## Problem details
Copy every line of the listing exactly.

## Provided data
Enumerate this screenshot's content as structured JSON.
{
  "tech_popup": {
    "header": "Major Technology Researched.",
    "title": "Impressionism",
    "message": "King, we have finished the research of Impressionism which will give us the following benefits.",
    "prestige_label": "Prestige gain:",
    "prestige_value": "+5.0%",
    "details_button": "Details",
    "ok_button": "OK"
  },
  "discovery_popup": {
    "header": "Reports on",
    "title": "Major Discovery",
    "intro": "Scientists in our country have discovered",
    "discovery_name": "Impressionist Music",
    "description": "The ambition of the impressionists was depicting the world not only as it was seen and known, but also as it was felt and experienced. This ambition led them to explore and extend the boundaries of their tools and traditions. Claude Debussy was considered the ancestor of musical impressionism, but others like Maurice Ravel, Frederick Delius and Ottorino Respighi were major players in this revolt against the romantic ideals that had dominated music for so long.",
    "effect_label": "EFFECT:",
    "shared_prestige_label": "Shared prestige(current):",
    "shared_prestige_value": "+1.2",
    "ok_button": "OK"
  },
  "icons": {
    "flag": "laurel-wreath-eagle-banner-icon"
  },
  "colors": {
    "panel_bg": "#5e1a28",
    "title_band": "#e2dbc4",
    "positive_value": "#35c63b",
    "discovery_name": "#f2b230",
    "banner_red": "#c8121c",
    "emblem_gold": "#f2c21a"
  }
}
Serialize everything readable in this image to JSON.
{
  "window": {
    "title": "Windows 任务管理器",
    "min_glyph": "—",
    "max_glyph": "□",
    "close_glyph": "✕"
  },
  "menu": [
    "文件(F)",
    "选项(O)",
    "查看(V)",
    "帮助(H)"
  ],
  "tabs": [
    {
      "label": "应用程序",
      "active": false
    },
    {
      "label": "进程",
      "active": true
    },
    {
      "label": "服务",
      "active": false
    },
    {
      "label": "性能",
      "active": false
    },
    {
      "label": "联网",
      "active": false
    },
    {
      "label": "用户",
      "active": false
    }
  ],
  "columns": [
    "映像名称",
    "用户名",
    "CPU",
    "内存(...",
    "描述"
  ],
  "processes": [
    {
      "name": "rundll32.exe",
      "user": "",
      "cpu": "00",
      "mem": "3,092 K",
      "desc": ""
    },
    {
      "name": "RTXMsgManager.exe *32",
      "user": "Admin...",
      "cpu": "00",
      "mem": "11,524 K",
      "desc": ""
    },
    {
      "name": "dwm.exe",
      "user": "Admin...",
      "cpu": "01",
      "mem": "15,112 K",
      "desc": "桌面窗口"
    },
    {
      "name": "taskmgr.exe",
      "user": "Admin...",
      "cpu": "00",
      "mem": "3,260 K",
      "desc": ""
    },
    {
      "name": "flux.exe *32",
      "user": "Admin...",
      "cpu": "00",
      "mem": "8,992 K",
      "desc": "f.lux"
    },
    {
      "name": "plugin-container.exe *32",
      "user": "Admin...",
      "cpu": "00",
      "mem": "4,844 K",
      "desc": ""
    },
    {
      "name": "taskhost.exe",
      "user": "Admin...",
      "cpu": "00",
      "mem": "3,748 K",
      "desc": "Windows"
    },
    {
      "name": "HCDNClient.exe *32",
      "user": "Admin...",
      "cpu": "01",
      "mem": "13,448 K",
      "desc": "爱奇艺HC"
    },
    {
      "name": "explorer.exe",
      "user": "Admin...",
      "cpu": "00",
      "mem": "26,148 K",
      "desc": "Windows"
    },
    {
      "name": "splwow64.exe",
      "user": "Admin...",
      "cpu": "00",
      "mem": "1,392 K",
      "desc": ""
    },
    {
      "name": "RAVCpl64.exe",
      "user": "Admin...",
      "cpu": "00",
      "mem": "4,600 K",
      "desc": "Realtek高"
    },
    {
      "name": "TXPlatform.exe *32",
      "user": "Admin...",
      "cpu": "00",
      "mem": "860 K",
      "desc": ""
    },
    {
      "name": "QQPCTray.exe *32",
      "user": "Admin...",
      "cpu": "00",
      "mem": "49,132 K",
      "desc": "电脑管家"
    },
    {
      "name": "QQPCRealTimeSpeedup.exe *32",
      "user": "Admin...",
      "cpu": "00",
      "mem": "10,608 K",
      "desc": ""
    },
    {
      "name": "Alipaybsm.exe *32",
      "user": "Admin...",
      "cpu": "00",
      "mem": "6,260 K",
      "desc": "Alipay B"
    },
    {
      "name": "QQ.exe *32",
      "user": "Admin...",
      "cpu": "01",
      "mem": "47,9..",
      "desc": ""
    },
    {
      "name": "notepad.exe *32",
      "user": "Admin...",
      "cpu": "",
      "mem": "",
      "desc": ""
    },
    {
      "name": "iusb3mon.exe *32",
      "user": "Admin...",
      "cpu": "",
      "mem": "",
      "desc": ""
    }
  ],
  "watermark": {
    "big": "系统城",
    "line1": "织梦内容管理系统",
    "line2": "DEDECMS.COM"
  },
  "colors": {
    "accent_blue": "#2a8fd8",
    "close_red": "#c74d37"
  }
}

## Complete answer
Enumerate this screenshot's content as structured JSON.
{
  "tech_popup": {
    "header": "Major Technology Researched.",
    "title": "Impressionism",
    "message": "King, we have finished the research of Impressionism which will give us the following benefits.",
    "prestige_label": "Prestige gain:",
    "prestige_value": "+5.0%",
    "details_button": "Details",
    "ok_button": "OK"
  },
  "discovery_popup": {
    "header": "Reports on",
    "title": "Major Discovery",
    "intro": "Scientists in our country have discovered",
    "discovery_name": "Impressionist Music",
    "description": "The ambition of the impressionists was depicting the world not only as it was seen and known, but also as it was felt and experienced. This ambition led them to explore and extend the boundaries of their tools and traditions. Claude Debussy was considered the ancestor of musical impressionism, but others like Maurice Ravel, Frederick Delius and Ottorino Respighi were major players in this revolt against the romantic ideals that had dominated music for so long.",
    "effect_label": "EFFECT:",
    "shared_prestige_label": "Shared prestige(current):",
    "shared_prestige_value": "+1.2",
    "ok_button": "OK"
  },
  "icons": {
    "flag": "laurel-wreath-eagle-banner-icon"
  },
  "colors": {
    "panel_bg": "#5e1a28",
    "title_band": "#e2dbc4",
    "positive_value": "#35c63b",
    "discovery_name": "#f2b230",
    "banner_red": "#c8121c",
    "emblem_gold": "#f2c21a"
  }
}
Serialize everything readable in this image to JSON.
{
  "window": {
    "title": "Windows 任务管理器",
    "min_glyph": "—",
    "max_glyph": "□",
    "close_glyph": "✕"
  },
  "menu": [
    "文件(F)",
    "选项(O)",
    "查看(V)",
    "帮助(H)"
  ],
  "tabs": [
    {
      "label": "应用程序",
      "active": false
    },
    {
      "label": "进程",
      "active": true
    },
    {
      "label": "服务",
      "active": false
    },
    {
      "label": "性能",
      "active": false
    },
    {
      "label": "联网",
      "active": false
    },
    {
      "label": "用户",
      "active": false
    }
  ],
  "columns": [
    "映像名称",
    "用户名",
    "CPU",
    "内存(...",
    "描述"
  ],
  "processes": [
    {
      "name": "rundll32.exe",
      "user": "",
      "cpu": "00",
      "mem": "3,092 K",
      "desc": ""
    },
    {
      "name": "RTXMsgManager.exe *32",
      "user": "Admin...",
      "cpu": "00",
      "mem": "11,524 K",
      "desc": ""
    },
    {
      "name": "dwm.exe",
      "user": "Admin...",
      "cpu": "01",
      "mem": "15,112 K",
      "desc": "桌面窗口"
    },
    {
      "name": "taskmgr.exe",
      "user": "Admin...",
      "cpu": "00",
      "mem": "3,260 K",
      "desc": ""
    },
    {
      "name": "flux.exe *32",
      "user": "Admin...",
      "cpu": "00",
      "mem": "8,992 K",
      "desc": "f.lux"
    },
    {
      "name": "plugin-container.exe *32",
      "user": "Admin...",
      "cpu": "00",
      "mem": "4,844 K",
      "desc": ""
    },
    {
      "name": "taskhost.exe",
      "user": "Admin...",
      "cpu": "00",
      "mem": "3,748 K",
      "desc": "Windows"
    },
    {
      "name": "HCDNClient.exe *32",
      "user": "Admin...",
      "cpu": "01",
      "mem": "13,448 K",
      "desc": "爱奇艺HC"
    },
    {
      "name": "explorer.exe",
      "user": "Admin...",
      "cpu": "00",
      "mem": "26,148 K",
      "desc": "Windows"
    },
    {
      "name": "splwow64.exe",
      "user": "Admin...",
      "cpu": "00",
      "mem": "1,392 K",
      "desc": ""
    },
    {
      "name": "RAVCpl64.exe",
      "user": "Admin...",
      "cpu": "00",
      "mem": "4,600 K",
      "desc": "Realtek高"
    },
    {
      "name": "TXPlatform.exe *32",
      "user": "Admin...",
      "cpu": "00",
      "mem": "860 K",
      "desc": ""
    },
    {
      "name": "QQPCTray.exe *32",
      "user": "Admin...",
      "cpu": "00",
      "mem": "49,132 K",
      "desc": "电脑管家"
    },
    {
      "name": "QQPCRealTimeSpeedup.exe *32",
      "user": "Admin...",
      "cpu": "00",
      "mem": "10,608 K",
      "desc": ""
    },
    {
      "name": "Alipaybsm.exe *32",
      "user": "Admin...",
      "cpu": "00",
      "mem": "6,260 K",
      "desc": "Alipay B"
    },
    {
      "name": "QQ.exe *32",
      "user": "Admin...",
      "cpu": "01",
      "mem": "47,9..",
      "desc": ""
    },
    {
      "name": "notepad.exe *32",
      "user": "Admin...",
      "cpu": "",
      "mem": "",
      "desc": ""
    },
    {
      "name": "iusb3mon.exe *32",
      "user": "Admin...",
      "cpu": "",
      "mem": "",
      "desc": ""
    }
  ],
  "watermark": {
    "big": "系统城",
    "line1": "织梦内容管理系统",
    "line2": "DEDECMS.COM"
  },
  "colors": {
    "accent_blue": "#2a8fd8",
    "close_red": "#c74d37"
  }
}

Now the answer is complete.